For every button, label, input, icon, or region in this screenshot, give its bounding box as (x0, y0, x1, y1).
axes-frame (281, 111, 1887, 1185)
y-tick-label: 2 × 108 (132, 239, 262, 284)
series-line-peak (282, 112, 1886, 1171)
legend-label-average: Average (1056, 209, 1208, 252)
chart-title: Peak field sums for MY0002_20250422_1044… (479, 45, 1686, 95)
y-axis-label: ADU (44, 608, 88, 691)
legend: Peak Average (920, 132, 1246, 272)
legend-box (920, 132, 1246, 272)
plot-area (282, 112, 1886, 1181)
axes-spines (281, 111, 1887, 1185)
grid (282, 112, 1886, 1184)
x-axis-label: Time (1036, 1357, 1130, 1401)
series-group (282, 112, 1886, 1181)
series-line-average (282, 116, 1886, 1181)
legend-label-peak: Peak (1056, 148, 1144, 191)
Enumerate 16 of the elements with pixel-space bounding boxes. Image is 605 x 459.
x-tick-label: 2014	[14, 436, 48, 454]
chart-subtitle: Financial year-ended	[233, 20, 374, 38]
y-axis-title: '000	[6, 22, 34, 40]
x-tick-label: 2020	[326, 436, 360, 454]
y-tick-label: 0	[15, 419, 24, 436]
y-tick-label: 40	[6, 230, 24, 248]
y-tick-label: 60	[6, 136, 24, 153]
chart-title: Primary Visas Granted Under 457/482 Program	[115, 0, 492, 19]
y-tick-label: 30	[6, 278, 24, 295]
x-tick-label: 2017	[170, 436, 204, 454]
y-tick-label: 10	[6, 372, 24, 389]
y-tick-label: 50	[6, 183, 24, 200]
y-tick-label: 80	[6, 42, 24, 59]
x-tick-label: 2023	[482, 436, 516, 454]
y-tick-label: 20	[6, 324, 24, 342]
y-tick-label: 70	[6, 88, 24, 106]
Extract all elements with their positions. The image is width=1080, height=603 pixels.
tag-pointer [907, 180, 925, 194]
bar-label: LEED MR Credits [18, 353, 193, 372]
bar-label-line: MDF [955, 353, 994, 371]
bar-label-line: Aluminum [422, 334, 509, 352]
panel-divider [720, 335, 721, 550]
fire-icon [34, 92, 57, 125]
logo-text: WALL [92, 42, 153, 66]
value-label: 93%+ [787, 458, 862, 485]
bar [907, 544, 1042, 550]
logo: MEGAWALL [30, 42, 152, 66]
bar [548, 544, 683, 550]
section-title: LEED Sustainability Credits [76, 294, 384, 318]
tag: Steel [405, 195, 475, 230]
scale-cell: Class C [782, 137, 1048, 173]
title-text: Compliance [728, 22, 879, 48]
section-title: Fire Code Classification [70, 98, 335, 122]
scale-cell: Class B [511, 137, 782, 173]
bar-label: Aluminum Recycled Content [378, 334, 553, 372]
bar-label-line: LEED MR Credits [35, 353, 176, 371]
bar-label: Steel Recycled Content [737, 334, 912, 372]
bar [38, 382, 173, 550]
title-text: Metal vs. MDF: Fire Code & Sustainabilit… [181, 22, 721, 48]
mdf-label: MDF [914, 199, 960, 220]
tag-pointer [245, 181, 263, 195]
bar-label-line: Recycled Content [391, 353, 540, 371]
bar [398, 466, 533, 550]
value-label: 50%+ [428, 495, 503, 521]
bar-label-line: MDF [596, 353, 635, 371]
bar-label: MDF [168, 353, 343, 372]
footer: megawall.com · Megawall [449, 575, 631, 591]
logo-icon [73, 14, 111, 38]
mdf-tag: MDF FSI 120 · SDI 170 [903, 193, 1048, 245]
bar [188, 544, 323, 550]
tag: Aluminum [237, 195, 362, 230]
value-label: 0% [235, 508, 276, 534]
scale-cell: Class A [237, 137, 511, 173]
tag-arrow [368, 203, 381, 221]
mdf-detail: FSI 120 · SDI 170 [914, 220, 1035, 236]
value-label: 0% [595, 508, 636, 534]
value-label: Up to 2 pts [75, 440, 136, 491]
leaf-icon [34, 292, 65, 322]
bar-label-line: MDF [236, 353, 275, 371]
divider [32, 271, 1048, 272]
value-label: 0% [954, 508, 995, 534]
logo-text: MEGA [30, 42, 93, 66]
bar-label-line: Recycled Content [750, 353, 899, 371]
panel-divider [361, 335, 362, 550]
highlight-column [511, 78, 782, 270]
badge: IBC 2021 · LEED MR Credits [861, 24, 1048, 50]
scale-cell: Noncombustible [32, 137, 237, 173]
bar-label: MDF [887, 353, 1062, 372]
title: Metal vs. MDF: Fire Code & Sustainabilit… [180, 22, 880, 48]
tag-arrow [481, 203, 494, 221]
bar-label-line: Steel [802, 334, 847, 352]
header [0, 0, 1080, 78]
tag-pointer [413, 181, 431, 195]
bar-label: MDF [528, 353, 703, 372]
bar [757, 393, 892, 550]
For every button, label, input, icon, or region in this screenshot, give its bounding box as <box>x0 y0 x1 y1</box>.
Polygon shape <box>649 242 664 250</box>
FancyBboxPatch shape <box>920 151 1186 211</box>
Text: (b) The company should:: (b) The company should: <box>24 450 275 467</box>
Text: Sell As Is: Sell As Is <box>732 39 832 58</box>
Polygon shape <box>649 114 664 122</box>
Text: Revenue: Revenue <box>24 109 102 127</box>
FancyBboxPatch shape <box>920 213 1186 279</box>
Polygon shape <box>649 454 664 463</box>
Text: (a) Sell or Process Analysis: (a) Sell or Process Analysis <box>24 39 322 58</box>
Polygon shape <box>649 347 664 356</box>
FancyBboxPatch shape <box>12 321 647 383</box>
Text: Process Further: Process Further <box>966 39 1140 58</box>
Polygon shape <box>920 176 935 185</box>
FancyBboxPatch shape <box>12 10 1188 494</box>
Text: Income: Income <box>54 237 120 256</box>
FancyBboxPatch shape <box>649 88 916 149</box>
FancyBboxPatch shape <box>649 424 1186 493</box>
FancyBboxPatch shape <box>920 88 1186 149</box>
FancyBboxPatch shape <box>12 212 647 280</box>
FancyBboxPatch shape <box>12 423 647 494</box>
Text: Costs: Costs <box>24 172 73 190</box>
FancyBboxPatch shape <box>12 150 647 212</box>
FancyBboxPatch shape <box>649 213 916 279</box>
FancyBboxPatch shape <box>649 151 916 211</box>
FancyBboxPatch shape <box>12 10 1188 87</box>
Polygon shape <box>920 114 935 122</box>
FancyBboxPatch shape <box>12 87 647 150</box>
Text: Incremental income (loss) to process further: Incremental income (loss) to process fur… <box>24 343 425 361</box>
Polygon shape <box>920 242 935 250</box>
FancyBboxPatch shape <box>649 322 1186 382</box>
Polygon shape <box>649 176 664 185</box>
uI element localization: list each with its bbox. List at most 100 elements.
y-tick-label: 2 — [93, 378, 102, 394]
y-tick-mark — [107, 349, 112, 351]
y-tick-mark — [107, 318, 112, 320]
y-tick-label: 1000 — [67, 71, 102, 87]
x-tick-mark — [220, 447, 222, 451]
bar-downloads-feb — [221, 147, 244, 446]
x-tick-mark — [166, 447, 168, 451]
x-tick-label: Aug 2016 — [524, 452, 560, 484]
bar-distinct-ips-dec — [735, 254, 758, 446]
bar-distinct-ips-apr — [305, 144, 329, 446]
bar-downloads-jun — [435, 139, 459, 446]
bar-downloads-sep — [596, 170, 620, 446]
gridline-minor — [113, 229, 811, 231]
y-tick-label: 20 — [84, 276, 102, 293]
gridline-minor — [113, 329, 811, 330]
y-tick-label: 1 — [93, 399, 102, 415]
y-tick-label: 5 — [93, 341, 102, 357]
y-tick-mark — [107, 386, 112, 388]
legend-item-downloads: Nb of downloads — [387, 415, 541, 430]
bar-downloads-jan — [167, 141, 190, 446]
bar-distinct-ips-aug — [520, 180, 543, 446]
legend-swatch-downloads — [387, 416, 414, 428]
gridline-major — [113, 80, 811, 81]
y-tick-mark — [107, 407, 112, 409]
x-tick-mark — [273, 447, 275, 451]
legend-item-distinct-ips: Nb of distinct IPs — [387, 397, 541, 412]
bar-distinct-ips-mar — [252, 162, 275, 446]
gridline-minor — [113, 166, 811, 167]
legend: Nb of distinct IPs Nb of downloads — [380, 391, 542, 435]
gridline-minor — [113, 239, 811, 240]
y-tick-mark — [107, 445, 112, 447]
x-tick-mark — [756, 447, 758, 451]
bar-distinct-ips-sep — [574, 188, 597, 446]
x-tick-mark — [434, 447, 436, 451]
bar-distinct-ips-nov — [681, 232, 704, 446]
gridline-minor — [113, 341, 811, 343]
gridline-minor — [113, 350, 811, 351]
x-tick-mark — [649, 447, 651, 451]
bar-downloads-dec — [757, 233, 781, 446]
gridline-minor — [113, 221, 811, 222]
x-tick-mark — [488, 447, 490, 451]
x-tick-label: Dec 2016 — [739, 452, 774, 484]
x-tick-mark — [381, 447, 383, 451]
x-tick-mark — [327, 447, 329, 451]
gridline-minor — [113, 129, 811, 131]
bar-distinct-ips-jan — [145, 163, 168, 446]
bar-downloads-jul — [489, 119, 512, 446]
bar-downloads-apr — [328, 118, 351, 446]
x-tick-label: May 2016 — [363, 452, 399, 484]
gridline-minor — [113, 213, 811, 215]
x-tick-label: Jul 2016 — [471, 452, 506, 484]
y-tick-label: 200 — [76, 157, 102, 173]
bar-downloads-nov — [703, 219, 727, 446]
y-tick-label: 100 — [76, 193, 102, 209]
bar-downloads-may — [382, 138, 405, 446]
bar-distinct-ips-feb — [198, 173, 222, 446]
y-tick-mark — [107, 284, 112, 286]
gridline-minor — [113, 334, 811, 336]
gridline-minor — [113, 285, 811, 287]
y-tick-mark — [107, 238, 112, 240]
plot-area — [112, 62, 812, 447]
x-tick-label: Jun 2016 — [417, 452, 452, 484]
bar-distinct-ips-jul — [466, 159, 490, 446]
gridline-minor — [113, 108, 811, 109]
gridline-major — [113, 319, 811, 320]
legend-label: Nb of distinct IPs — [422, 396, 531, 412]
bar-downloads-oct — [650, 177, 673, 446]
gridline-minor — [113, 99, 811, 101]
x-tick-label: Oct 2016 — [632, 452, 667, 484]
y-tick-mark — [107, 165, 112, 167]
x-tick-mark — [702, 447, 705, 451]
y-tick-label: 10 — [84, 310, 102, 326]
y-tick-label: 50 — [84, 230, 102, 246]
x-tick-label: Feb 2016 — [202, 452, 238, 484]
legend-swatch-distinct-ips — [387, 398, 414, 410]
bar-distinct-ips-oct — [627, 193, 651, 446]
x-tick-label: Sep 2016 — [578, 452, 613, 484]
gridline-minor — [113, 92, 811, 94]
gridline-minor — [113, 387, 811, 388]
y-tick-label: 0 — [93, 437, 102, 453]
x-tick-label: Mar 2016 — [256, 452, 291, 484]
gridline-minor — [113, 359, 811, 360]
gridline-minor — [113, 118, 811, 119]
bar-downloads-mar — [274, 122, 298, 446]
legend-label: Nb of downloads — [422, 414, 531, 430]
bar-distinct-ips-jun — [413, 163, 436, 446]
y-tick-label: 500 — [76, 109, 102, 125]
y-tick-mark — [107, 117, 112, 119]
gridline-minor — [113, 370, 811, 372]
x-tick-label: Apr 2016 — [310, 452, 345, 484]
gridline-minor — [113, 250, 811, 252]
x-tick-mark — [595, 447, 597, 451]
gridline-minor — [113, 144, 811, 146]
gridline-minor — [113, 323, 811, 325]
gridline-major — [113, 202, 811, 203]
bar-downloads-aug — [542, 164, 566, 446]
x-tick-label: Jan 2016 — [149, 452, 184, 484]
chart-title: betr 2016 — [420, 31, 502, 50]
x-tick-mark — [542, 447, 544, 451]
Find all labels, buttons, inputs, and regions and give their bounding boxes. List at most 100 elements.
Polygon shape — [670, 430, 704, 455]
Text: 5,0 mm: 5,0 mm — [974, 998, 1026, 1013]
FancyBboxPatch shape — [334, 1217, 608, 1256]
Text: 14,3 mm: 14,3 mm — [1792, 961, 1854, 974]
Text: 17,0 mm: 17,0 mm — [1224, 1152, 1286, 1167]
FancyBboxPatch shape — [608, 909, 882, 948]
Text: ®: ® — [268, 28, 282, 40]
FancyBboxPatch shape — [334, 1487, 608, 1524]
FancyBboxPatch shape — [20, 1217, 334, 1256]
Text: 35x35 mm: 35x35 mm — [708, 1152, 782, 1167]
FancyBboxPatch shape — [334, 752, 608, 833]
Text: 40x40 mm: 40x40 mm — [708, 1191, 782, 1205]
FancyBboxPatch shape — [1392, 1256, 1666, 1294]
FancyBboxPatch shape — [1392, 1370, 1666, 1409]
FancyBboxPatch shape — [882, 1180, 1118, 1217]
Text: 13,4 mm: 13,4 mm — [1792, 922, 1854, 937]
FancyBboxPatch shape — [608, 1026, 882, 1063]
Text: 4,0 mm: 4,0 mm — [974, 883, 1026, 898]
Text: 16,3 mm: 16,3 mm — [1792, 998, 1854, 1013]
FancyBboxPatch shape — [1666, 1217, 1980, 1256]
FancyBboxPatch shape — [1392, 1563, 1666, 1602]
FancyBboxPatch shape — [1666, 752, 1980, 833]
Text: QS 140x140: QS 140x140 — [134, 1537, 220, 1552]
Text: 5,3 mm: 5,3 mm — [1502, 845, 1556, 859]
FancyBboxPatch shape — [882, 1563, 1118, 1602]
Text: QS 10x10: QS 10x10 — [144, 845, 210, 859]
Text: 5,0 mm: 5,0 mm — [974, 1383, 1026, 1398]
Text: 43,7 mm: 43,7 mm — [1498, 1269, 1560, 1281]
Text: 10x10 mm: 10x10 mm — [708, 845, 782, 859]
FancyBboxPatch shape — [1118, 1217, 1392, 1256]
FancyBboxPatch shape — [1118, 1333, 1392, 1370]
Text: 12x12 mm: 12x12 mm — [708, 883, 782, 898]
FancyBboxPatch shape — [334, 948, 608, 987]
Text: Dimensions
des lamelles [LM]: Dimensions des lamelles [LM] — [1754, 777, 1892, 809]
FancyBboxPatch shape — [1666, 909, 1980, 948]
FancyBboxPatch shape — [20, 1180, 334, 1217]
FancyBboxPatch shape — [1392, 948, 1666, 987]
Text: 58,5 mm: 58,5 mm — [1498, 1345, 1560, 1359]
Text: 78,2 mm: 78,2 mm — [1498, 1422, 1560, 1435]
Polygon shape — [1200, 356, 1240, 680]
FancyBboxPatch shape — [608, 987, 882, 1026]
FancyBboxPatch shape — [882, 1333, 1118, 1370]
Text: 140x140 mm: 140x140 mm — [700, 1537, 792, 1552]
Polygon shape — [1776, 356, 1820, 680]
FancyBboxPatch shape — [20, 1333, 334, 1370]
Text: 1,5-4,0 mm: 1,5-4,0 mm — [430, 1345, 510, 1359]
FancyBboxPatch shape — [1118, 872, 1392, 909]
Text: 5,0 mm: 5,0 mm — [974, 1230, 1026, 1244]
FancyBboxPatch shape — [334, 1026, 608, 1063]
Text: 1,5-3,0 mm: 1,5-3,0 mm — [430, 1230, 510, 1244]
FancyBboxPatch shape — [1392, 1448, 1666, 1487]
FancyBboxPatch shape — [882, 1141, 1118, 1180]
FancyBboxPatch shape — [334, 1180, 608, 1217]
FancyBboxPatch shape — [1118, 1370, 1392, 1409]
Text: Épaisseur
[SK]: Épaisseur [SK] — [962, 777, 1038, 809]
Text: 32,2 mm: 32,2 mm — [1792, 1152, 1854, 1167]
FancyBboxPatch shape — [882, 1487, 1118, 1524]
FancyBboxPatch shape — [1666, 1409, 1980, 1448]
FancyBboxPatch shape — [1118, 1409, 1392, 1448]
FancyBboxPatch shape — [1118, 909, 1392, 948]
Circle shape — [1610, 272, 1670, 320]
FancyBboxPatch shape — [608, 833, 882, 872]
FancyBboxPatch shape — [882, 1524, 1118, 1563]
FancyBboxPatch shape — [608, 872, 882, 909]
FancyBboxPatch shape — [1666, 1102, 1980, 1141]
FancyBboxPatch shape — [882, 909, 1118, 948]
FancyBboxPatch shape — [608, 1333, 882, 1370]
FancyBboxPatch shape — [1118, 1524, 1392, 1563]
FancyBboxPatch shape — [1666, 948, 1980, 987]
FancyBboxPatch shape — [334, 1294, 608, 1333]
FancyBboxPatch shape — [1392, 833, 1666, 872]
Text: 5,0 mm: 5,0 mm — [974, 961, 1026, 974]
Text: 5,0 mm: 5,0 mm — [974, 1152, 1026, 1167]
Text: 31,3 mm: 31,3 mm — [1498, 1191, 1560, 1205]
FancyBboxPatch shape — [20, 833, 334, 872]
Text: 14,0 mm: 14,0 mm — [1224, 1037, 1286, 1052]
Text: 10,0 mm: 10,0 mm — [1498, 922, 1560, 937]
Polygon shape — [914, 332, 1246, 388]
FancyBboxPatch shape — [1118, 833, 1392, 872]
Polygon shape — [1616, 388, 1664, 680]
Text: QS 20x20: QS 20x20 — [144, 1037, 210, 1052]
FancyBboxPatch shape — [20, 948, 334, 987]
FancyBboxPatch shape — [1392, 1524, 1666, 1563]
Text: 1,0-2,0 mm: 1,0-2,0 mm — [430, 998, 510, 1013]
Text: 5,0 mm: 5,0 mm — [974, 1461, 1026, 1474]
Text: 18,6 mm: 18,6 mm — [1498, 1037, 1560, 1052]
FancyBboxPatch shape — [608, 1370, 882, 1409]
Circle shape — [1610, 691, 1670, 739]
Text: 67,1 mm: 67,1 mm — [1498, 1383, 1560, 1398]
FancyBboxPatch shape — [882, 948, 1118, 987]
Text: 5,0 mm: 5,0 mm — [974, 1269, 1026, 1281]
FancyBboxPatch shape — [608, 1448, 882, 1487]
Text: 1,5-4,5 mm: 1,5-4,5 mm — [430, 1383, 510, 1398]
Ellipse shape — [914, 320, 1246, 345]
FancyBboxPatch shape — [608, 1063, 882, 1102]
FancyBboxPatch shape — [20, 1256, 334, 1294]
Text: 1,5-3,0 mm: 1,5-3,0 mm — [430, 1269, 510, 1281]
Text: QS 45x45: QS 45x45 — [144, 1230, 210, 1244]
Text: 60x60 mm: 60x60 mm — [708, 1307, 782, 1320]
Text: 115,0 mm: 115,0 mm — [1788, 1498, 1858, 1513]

Short problem >> Return each line from the items above that contains the string "Code".

Task solution >>
section-title: Fire Code Classification [70, 98, 335, 122]
title-text: Metal vs. MDF: Fire Code & Sustainabilit… [181, 22, 721, 48]
title: Metal vs. MDF: Fire Code & Sustainabilit… [180, 22, 880, 48]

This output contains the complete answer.